» **WHAT YOU WILL DO**: Copy every line from the data below in which the string "arcmin" can be found.

» **MATERIAL PROVIDED**:

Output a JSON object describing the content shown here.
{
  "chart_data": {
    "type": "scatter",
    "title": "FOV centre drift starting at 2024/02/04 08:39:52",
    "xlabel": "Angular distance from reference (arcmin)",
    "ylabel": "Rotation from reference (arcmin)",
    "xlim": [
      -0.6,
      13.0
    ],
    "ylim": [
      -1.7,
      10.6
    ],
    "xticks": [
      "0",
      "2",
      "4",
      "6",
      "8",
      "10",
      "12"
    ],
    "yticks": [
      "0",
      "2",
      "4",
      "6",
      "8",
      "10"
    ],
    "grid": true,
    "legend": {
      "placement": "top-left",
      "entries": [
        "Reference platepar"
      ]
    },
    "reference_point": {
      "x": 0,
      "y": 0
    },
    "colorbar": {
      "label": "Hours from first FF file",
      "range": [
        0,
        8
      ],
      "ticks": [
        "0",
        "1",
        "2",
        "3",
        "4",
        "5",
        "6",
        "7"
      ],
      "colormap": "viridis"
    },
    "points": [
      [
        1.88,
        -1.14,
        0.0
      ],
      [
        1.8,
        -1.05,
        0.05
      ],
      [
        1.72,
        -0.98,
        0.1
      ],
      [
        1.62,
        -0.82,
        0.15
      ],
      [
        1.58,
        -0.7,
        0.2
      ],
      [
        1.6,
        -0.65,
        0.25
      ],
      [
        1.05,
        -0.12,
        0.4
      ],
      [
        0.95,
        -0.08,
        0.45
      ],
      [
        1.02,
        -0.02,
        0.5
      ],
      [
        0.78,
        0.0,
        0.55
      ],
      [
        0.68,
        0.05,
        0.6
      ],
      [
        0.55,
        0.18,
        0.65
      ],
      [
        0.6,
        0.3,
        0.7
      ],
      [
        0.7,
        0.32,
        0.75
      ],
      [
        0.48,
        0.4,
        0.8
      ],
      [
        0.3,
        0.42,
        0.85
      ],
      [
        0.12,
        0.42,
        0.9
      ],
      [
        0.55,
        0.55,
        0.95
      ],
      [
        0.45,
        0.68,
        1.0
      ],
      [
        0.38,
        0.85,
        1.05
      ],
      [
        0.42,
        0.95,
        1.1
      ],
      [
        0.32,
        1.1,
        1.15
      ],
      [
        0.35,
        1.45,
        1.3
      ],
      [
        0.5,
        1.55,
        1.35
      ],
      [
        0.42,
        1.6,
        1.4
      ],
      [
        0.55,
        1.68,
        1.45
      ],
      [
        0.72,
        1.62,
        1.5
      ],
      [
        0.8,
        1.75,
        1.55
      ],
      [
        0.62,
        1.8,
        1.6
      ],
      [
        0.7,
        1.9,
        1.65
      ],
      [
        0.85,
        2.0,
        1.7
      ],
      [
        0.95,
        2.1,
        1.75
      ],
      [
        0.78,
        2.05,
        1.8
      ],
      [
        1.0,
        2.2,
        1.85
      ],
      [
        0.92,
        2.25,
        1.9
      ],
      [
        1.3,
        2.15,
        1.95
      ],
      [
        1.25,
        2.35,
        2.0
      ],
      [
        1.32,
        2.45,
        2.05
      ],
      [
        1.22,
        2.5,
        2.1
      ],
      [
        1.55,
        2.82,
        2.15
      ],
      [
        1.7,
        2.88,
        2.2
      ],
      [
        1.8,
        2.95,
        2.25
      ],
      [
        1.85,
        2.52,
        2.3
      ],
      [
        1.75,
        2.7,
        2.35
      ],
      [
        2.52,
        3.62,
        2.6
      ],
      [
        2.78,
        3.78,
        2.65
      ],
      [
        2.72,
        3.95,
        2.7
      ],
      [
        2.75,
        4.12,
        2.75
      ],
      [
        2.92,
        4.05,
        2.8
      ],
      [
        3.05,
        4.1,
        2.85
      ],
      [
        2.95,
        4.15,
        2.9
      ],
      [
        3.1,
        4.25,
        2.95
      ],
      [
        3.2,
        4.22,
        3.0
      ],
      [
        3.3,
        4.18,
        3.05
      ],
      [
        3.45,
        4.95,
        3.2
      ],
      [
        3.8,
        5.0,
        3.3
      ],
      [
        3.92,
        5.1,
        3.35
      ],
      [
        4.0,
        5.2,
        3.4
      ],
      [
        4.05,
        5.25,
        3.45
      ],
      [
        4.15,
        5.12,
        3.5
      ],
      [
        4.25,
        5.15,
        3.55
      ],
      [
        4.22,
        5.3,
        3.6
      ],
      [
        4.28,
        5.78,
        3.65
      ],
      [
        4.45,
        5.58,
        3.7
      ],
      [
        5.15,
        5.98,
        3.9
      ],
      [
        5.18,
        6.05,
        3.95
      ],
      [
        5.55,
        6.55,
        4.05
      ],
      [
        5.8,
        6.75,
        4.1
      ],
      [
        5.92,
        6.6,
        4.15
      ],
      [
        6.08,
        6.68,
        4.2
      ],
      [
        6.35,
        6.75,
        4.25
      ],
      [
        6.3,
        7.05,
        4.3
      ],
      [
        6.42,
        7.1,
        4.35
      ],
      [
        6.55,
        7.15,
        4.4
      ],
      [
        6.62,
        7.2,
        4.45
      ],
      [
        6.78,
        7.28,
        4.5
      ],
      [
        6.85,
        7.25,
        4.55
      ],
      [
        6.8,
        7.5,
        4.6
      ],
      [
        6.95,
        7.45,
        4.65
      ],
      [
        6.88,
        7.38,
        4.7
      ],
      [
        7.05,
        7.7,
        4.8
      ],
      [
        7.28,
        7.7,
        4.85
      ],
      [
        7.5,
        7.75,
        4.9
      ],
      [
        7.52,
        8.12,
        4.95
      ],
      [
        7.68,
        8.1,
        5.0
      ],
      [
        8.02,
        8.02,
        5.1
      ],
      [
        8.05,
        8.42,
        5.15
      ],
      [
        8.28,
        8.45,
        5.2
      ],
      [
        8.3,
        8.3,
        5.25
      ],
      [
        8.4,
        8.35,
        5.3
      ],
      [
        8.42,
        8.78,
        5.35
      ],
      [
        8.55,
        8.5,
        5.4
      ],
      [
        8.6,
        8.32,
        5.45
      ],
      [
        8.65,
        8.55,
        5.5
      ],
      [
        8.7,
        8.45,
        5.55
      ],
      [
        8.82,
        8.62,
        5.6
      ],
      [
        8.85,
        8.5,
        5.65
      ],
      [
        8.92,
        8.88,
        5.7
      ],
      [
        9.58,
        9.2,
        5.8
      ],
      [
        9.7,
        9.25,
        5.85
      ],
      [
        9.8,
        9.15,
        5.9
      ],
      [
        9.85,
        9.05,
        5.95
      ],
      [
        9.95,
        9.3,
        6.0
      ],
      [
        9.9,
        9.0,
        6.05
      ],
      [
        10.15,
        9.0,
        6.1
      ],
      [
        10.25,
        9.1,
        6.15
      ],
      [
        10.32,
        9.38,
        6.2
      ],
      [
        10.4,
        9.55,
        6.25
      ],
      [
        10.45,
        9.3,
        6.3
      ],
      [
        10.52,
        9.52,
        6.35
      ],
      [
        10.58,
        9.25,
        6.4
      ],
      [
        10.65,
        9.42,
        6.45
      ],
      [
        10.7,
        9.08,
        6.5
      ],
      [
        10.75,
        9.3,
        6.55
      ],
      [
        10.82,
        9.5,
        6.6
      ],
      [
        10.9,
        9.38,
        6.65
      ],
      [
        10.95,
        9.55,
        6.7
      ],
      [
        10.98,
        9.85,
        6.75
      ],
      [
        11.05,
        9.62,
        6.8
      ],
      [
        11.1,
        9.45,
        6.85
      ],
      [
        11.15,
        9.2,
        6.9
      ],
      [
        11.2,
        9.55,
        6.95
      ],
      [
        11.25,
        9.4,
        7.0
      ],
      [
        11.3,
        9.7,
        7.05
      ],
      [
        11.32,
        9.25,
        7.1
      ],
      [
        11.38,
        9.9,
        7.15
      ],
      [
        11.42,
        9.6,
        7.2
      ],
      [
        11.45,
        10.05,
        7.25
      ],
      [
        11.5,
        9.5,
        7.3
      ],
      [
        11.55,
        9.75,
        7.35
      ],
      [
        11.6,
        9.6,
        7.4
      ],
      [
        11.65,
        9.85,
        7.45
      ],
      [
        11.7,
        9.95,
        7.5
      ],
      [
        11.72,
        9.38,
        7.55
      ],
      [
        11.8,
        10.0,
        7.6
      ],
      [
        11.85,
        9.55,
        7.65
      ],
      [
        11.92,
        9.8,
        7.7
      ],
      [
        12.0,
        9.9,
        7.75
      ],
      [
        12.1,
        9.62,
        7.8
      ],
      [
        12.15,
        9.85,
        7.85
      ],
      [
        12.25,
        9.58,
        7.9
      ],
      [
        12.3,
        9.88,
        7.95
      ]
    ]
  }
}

» **RESULT OF THIS TASK**:
    "xlabel": "Angular distance from reference (arcmin)",
    "ylabel": "Rotation from reference (arcmin)",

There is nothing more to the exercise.